▶ SOAL:
Apakah tiap pernyataan di bawah ini cocok dengan potongan teks di bawah? Jawab ya atau tidak untuk masing-masing, lalu kutip kata-kata dari teks yang menentukan jawabannya.
1. Menurut Yurudik Yahya, pembinaan dilakukan secara sadar oleh orang dewasa kepada anak.
2. Kepribadian yang dimaksud mencapai aspek cipta, rasa, dan karsa.
3. Tujuan penelitian yang pertama adalah mengetahui berapa banyak sekolah di Kecamatan Jangka.

Menurut Yurudik Yahya, pembinaan adalah “suatu
bimbingan atau arahan yang dilakukan secara sadar dari orang dewasa kepada anak
yang perlu dewasa agar menjadi dewasa, mandiri dan memiliki kepribadian yang
utuh dan matang kepribadian yang dimaksud mencapai aspek cipta, rasa dan karsa.[5]
Istilah pembinaan atau berarti “ pendidikan”
yang merupakan pertolongan yang diberikan dengan sengaja oleh orang dewasa
kepada anak yang belum dewasa. Selanjutnya pembinaan atau kelompok orang lain
agar menjadi dewasa atau mencapai tingkat kehidupan yang lebih tinggi dalam
arti mental.
Dari penjelasan di atas dapat penulis simpulkan
bahwa pembinaan merupakan suatu proses yang di lakukan untuk merubah tingkah
laku individu serta membentuk kepribadiannya, sehingga apa yang di cita-citakan
dapat tercapai sesuai dengan yang diharapkan.
C. Tujuan Penelitian
Adapun tujuan yang hendak penulis capai dalam
pembahasan ini adalah sebagai berikut:
1. Untuk mengetahui berapa banyak anak putus sekolah
di Kecamatan Jangka.

▶ BARIS TERSIMPAN:
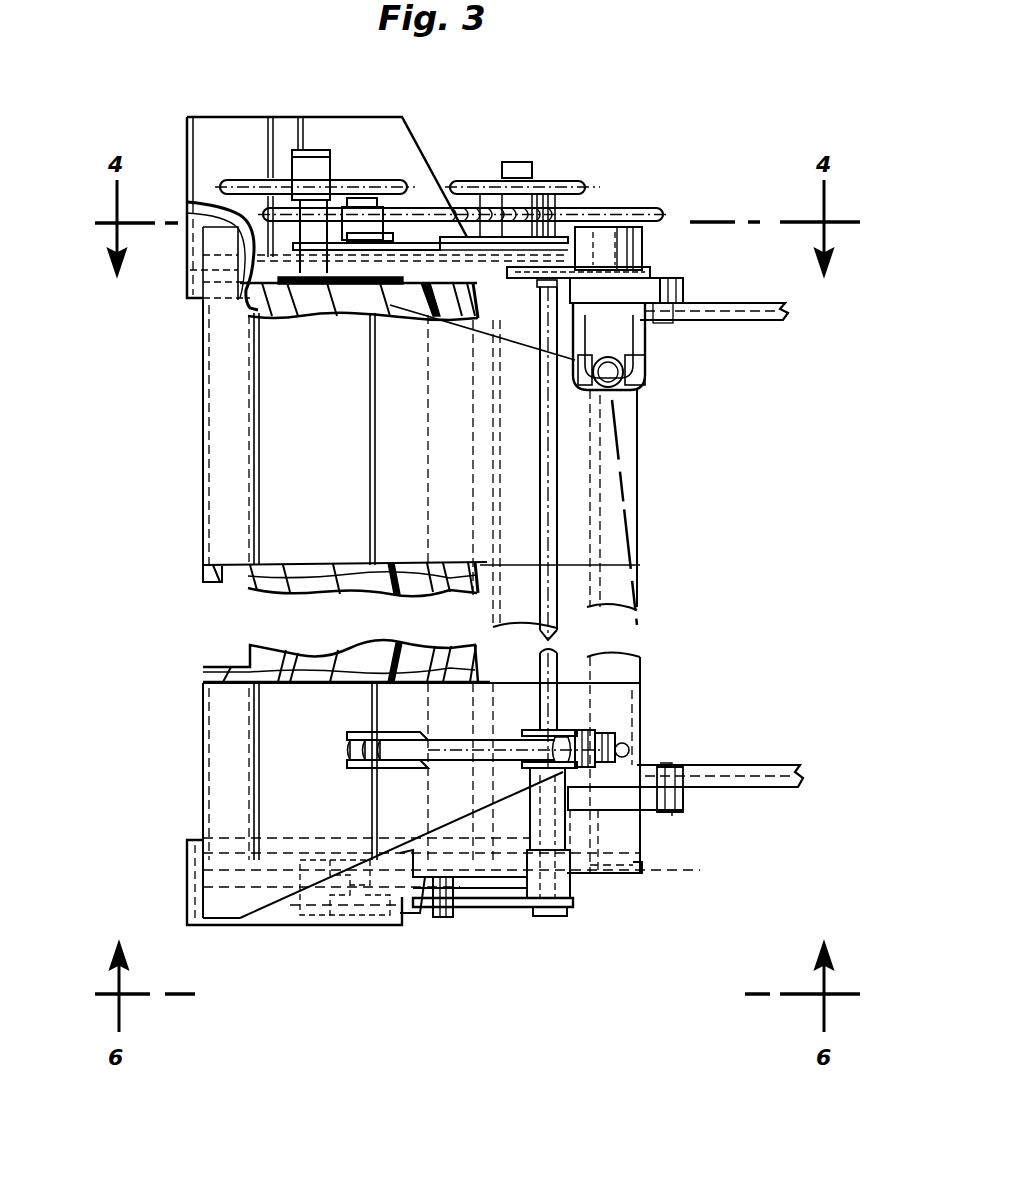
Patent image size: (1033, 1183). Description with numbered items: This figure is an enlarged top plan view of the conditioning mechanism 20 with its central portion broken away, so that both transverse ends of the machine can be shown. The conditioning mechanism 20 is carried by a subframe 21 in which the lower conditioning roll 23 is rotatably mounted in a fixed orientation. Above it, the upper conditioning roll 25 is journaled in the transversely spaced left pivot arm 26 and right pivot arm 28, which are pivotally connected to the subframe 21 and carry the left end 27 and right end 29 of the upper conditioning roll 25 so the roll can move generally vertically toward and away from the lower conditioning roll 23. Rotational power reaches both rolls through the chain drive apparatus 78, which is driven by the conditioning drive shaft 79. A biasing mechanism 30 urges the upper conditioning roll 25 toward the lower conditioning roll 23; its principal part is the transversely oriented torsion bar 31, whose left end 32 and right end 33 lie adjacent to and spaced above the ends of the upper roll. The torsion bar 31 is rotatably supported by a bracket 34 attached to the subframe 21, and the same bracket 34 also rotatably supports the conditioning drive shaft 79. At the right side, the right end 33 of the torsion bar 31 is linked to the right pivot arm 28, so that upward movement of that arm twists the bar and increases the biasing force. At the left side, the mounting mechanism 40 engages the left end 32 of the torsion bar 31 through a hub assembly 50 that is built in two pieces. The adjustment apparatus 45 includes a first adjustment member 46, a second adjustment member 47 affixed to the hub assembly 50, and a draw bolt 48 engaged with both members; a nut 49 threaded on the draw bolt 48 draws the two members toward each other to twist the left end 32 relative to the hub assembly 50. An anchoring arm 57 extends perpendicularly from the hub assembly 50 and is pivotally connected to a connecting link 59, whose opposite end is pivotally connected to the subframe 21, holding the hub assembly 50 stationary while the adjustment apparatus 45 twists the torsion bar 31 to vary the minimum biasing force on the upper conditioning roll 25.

==

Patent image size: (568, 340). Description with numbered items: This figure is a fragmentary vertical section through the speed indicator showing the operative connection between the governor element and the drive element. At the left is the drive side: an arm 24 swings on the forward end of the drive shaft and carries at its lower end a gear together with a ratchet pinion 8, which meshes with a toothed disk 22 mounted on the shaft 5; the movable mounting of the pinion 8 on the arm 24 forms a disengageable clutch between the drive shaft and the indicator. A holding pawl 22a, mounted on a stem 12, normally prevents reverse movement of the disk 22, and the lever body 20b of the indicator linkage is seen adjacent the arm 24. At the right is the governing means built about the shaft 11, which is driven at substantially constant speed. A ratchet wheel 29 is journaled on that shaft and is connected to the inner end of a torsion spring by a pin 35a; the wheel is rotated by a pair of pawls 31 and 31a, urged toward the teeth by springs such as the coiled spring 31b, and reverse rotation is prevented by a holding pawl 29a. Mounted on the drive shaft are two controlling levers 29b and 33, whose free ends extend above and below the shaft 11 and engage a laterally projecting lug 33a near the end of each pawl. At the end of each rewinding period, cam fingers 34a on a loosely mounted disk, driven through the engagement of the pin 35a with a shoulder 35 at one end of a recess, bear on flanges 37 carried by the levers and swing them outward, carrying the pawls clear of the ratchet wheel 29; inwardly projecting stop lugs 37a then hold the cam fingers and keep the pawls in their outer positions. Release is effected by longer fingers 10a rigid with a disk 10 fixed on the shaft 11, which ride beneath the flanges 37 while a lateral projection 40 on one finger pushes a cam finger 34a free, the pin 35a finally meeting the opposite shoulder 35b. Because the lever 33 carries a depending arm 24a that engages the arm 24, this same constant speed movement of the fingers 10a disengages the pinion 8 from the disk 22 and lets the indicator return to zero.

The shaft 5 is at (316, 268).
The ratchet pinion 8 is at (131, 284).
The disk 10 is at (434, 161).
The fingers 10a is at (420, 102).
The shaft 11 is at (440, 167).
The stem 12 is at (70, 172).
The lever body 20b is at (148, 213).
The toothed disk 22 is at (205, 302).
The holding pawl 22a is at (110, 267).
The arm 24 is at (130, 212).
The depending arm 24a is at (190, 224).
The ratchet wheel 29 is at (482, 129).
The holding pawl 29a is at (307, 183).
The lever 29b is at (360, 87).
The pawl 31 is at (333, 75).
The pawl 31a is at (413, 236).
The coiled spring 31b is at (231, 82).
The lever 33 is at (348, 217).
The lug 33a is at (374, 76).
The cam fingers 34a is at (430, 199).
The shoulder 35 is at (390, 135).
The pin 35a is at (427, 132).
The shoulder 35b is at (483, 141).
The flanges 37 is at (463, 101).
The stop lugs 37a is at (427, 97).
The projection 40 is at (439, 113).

▶ HASIL TUGAS INI:
1. Ya: "dilakukan secara sadar dari orang dewasa kepada anak"
2. Ya: "kepribadian yang dimaksud mencapai aspek cipta, rasa dan karsa"
3. Tidak: "Untuk mengetahui berapa banyak anak putus sekolah di Kecamatan Jangka"